**Problem to work on:**
Each entry below should be echoed exactly, with pictures omitted.

---------- Supplied entries

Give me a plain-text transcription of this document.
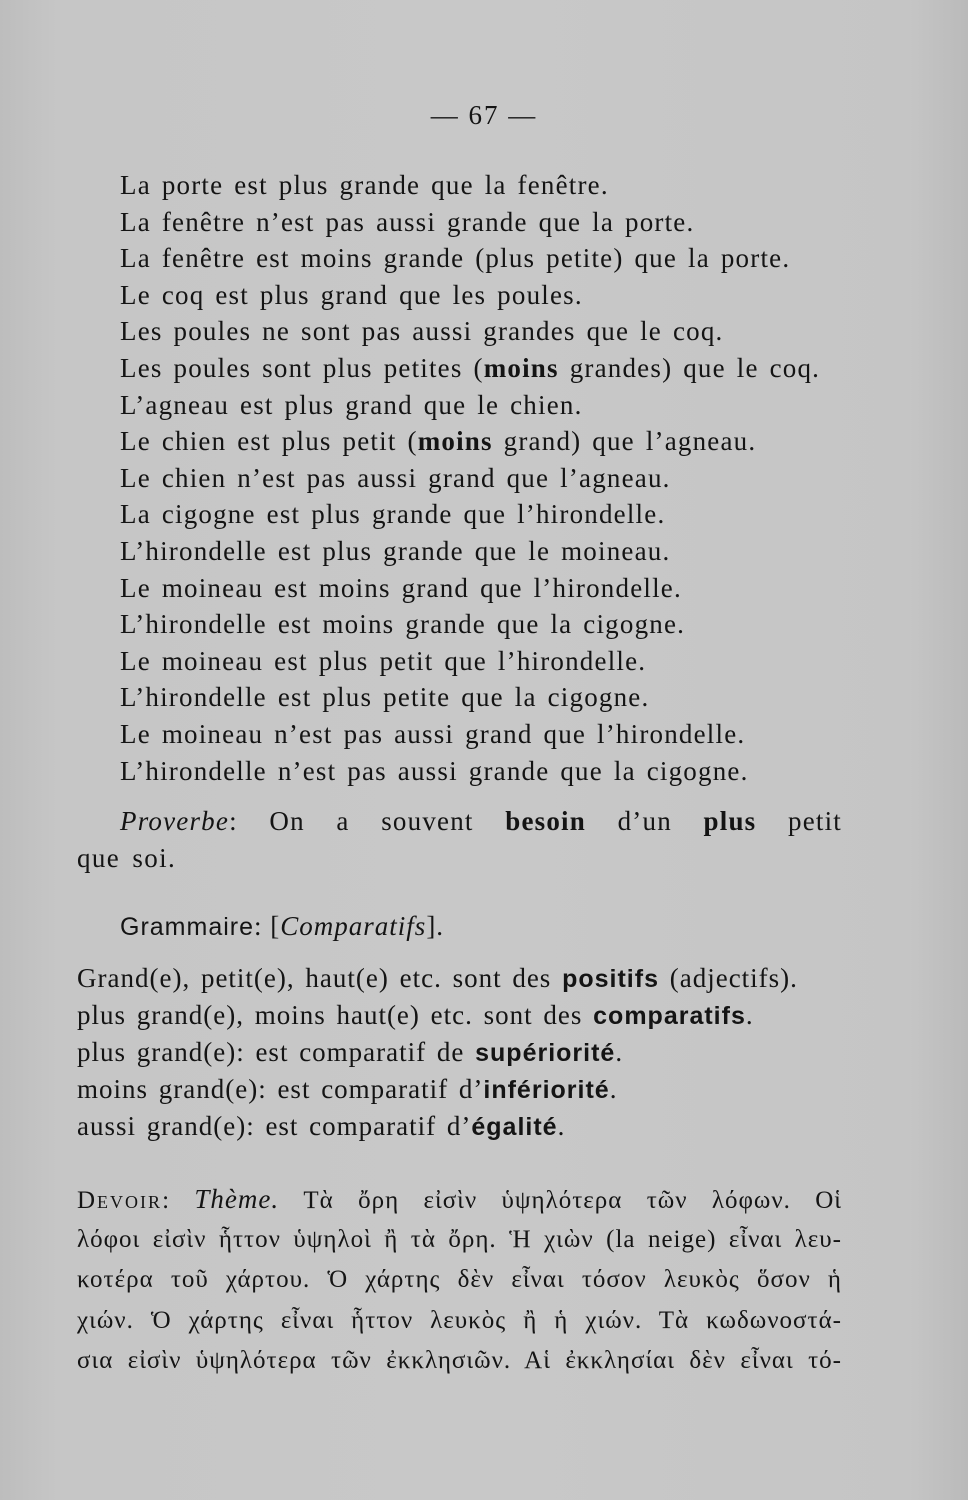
— 67 —
La porte est plus grande que la fenêtre.
La fenêtre n’est pas aussi grande que la porte.
La fenêtre est moins grande (plus petite) que la porte.
Le coq est plus grand que les poules.
Les poules ne sont pas aussi grandes que le coq.
Les poules sont plus petites (moins grandes) que le coq.
L’agneau est plus grand que le chien.
Le chien est plus petit (moins grand) que l’agneau.
Le chien n’est pas aussi grand que l’agneau.
La cigogne est plus grande que l’hirondelle.
L’hirondelle est plus grande que le moineau.
Le moineau est moins grand que l’hirondelle.
L’hirondelle est moins grande que la cigogne.
Le moineau est plus petit que l’hirondelle.
L’hirondelle est plus petite que la cigogne.
Le moineau n’est pas aussi grand que l’hirondelle.
L’hirondelle n’est pas aussi grande que la cigogne.
Proverbe: On a souvent besoin d’un plus petit
que soi.
Grammaire: [Comparatifs].
Grand(e), petit(e), haut(e) etc. sont des positifs (adjectifs).
plus grand(e), moins haut(e) etc. sont des comparatifs.
plus grand(e): est comparatif de supériorité.
moins grand(e): est comparatif d’infériorité.
aussi grand(e): est comparatif d’égalité.
Devoir: Thème. Τὰ ὄρη εἰσὶν ὑψηλότερα τῶν λόφων. Οἱ
λόφοι εἰσὶν ἧττον ὑψηλοὶ ἢ τὰ ὄρη. Ἡ χιὼν (la neige) εἶναι λευ-
κοτέρα τοῦ χάρτου. Ὁ χάρτης δὲν εἶναι τόσον λευκὸς ὅσον ἡ
χιών. Ὁ χάρτης εἶναι ἧττον λευκὸς ἢ ἡ χιών. Τὰ κωδωνοστά-
σια εἰσὶν ὑψηλότερα τῶν ἐκκλησιῶν. Αἱ ἐκκλησίαι δὲν εἶναι τό-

--------------------

**The response:**
Give me a plain-text transcription of this document.
— 67 —
La porte est plus grande que la fenêtre.
La fenêtre n’est pas aussi grande que la porte.
La fenêtre est moins grande (plus petite) que la porte.
Le coq est plus grand que les poules.
Les poules ne sont pas aussi grandes que le coq.
Les poules sont plus petites (moins grandes) que le coq.
L’agneau est plus grand que le chien.
Le chien est plus petit (moins grand) que l’agneau.
Le chien n’est pas aussi grand que l’agneau.
La cigogne est plus grande que l’hirondelle.
L’hirondelle est plus grande que le moineau.
Le moineau est moins grand que l’hirondelle.
L’hirondelle est moins grande que la cigogne.
Le moineau est plus petit que l’hirondelle.
L’hirondelle est plus petite que la cigogne.
Le moineau n’est pas aussi grand que l’hirondelle.
L’hirondelle n’est pas aussi grande que la cigogne.
Proverbe: On a souvent besoin d’un plus petit
que soi.
Grammaire: [Comparatifs].
Grand(e), petit(e), haut(e) etc. sont des positifs (adjectifs).
plus grand(e), moins haut(e) etc. sont des comparatifs.
plus grand(e): est comparatif de supériorité.
moins grand(e): est comparatif d’infériorité.
aussi grand(e): est comparatif d’égalité.
Devoir: Thème. Τὰ ὄρη εἰσὶν ὑψηλότερα τῶν λόφων. Οἱ
λόφοι εἰσὶν ἧττον ὑψηλοὶ ἢ τὰ ὄρη. Ἡ χιὼν (la neige) εἶναι λευ-
κοτέρα τοῦ χάρτου. Ὁ χάρτης δὲν εἶναι τόσον λευκὸς ὅσον ἡ
χιών. Ὁ χάρτης εἶναι ἧττον λευκὸς ἢ ἡ χιών. Τὰ κωδωνοστά-
σια εἰσὶν ὑψηλότερα τῶν ἐκκλησιῶν. Αἱ ἐκκλησίαι δὲν εἶναι τό-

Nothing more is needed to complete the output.